Show all lines of the listing that hold the word "следует".

▶ Data records
_ _ _ _ _

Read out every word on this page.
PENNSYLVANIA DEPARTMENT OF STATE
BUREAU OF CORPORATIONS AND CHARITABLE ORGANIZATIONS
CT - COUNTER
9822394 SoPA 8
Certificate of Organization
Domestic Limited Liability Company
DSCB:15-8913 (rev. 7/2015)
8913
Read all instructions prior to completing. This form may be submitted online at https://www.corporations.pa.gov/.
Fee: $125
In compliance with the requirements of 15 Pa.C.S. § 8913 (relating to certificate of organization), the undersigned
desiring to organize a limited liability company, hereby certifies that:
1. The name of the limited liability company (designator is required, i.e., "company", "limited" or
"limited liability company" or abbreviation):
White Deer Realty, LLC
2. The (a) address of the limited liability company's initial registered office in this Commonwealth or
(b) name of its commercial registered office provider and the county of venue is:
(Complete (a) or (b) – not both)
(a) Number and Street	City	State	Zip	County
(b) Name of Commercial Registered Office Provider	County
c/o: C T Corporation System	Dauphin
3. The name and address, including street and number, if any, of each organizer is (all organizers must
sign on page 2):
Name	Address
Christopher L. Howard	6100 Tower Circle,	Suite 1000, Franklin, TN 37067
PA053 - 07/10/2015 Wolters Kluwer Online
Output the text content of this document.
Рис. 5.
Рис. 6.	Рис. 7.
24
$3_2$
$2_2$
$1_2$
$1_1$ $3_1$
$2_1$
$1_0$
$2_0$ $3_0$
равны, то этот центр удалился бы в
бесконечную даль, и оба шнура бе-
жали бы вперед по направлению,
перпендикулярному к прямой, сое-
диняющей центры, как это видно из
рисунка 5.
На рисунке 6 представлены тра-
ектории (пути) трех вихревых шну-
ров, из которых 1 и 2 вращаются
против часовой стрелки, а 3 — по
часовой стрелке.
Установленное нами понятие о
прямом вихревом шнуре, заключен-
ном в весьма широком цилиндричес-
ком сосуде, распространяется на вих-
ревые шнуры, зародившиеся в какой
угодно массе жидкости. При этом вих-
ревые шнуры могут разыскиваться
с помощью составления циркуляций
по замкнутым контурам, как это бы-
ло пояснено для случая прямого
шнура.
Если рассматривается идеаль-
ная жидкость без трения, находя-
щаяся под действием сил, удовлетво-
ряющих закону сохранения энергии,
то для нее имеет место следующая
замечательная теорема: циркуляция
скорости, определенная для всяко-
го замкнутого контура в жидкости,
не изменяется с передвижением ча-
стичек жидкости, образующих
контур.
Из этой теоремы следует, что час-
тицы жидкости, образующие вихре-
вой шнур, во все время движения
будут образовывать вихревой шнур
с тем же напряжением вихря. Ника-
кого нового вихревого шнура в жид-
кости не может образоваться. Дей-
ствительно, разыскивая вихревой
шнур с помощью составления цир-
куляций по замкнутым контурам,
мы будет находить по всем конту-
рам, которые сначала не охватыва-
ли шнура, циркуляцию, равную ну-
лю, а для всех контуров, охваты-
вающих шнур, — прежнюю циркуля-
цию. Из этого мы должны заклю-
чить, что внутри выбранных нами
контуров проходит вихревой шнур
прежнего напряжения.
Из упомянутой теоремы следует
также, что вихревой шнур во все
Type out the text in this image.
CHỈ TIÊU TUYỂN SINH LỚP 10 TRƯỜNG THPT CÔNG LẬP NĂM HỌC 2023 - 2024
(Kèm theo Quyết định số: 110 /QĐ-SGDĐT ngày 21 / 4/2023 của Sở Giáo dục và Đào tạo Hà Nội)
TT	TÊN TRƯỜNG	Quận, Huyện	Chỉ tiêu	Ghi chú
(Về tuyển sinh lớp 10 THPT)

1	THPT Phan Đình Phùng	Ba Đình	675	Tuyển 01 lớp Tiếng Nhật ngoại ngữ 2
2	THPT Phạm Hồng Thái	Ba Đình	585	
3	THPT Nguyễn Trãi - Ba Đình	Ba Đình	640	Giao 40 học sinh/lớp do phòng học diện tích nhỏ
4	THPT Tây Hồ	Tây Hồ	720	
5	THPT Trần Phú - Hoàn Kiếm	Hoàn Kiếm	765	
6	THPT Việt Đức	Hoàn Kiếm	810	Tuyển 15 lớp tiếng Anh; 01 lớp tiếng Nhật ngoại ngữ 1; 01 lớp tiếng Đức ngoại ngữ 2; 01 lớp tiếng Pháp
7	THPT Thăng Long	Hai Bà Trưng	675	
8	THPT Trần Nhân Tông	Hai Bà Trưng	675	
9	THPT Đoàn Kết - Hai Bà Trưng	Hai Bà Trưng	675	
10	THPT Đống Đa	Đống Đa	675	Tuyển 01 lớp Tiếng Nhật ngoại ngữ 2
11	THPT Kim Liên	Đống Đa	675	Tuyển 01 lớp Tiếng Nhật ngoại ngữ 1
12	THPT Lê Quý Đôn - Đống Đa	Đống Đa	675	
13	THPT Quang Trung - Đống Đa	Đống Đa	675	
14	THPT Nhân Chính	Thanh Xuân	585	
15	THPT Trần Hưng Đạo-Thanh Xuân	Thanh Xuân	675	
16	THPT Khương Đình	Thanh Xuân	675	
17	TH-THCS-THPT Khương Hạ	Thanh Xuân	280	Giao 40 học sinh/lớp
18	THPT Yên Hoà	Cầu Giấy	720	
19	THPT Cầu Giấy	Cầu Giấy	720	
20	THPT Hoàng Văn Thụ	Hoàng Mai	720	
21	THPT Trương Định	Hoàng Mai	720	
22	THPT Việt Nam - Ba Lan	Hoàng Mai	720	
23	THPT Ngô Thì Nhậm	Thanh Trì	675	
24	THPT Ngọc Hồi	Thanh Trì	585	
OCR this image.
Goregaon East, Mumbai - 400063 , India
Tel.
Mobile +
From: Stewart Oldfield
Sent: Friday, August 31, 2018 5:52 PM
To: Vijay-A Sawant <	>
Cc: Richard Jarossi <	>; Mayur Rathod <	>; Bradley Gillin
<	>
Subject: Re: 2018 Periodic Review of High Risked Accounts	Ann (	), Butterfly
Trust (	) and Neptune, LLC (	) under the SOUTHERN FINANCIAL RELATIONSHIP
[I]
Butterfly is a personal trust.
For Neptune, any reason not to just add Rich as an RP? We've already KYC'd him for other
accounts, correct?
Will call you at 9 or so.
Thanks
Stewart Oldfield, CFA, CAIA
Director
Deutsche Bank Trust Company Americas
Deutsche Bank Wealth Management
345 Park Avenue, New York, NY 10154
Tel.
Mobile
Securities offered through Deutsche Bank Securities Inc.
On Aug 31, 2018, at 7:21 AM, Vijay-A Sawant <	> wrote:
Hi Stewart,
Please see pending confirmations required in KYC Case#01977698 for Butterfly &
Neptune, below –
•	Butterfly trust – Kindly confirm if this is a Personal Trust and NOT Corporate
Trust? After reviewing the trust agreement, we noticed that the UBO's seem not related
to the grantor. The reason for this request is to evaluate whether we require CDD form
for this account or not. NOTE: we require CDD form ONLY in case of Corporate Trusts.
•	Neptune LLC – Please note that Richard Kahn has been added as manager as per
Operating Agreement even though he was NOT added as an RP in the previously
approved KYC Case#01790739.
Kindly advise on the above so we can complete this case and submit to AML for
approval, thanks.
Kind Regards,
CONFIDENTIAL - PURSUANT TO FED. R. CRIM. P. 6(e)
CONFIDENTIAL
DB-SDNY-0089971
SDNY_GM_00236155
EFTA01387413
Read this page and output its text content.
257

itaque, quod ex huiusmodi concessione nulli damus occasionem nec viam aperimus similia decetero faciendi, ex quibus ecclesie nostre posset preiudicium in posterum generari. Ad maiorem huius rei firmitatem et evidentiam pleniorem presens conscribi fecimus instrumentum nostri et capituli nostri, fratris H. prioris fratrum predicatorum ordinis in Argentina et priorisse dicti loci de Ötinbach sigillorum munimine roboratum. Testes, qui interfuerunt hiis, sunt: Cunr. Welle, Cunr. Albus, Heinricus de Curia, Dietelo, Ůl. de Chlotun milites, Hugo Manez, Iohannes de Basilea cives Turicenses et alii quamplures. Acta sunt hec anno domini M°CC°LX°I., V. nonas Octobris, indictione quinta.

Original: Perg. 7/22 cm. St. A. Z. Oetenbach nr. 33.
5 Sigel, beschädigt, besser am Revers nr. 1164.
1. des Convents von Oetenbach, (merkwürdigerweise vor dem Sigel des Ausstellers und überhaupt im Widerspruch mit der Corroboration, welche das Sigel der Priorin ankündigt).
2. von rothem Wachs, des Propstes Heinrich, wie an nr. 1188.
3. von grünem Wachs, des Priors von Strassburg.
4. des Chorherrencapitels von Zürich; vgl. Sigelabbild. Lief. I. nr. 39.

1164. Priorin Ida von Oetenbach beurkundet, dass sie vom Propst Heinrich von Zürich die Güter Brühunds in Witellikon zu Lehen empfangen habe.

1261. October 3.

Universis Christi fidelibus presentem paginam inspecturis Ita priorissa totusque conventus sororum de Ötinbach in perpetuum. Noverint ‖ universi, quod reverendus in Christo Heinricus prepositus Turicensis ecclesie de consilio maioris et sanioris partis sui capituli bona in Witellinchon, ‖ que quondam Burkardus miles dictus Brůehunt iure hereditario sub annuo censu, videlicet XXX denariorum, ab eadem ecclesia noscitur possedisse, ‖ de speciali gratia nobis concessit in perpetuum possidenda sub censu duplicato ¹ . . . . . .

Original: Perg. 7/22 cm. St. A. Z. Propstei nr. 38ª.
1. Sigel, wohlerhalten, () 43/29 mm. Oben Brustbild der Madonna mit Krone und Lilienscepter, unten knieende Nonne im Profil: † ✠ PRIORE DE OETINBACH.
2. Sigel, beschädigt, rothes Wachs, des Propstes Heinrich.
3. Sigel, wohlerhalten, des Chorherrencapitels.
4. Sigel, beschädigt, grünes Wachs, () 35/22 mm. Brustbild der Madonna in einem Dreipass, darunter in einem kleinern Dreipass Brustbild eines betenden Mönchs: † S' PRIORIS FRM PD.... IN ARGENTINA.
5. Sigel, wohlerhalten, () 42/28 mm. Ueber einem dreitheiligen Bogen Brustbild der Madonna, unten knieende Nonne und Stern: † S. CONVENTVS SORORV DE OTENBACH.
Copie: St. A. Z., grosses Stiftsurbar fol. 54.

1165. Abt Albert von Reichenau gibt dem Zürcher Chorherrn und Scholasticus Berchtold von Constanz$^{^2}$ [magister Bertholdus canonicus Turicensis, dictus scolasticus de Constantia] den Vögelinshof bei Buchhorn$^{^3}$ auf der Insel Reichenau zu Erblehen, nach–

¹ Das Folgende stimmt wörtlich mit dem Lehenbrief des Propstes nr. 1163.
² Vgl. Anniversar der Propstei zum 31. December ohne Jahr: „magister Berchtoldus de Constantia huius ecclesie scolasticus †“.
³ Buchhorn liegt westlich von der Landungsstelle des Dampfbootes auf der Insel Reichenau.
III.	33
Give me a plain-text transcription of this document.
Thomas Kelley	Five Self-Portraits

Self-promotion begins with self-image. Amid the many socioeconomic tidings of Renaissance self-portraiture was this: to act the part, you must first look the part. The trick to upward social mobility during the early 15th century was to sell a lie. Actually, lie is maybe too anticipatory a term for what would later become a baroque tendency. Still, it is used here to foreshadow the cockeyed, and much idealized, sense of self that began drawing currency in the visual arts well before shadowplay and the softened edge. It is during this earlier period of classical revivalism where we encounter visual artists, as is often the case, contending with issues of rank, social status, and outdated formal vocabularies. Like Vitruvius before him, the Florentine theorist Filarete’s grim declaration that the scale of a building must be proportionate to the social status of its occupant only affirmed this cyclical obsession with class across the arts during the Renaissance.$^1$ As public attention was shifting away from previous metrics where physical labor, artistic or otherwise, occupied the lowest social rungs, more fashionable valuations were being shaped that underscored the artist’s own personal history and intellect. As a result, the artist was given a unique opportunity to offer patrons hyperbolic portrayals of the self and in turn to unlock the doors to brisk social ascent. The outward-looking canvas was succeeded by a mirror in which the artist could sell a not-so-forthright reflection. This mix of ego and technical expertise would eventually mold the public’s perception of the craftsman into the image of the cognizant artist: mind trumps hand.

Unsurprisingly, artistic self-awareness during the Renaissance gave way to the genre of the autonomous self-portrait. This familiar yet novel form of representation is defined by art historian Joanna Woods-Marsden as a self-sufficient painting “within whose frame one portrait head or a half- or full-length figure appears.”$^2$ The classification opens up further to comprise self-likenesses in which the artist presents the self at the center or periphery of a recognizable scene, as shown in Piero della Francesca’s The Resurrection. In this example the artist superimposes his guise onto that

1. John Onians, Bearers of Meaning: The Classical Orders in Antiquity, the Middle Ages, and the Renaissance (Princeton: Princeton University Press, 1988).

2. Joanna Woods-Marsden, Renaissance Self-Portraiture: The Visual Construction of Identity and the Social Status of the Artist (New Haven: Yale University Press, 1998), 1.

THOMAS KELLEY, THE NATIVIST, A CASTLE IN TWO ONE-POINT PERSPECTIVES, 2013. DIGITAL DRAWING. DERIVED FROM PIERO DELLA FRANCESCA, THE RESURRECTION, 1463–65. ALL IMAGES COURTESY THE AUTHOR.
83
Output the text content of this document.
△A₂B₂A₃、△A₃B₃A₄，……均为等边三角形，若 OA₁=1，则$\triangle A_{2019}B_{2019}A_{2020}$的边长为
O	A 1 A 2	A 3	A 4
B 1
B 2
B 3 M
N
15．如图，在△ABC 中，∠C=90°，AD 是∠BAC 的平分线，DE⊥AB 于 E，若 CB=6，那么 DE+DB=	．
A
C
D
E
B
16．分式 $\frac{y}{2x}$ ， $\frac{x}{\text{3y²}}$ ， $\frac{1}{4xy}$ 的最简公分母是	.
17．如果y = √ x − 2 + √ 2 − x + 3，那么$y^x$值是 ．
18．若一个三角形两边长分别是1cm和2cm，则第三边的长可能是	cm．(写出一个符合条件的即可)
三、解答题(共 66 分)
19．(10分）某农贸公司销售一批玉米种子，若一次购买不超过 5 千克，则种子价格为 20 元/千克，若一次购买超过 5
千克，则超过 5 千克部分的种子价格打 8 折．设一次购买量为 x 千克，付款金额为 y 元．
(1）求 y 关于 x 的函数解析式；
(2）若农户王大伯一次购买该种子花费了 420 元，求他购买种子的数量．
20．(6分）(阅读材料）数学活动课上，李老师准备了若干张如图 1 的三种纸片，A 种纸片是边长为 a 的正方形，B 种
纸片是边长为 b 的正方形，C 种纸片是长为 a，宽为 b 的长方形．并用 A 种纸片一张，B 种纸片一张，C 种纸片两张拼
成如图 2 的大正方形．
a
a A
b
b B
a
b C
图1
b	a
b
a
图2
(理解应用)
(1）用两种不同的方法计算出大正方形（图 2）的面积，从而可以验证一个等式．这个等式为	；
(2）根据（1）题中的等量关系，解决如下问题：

_ _ _ _ _

▶ Response to the exercise
Из этой теоремы следует, что час-
Из упомянутой теоремы следует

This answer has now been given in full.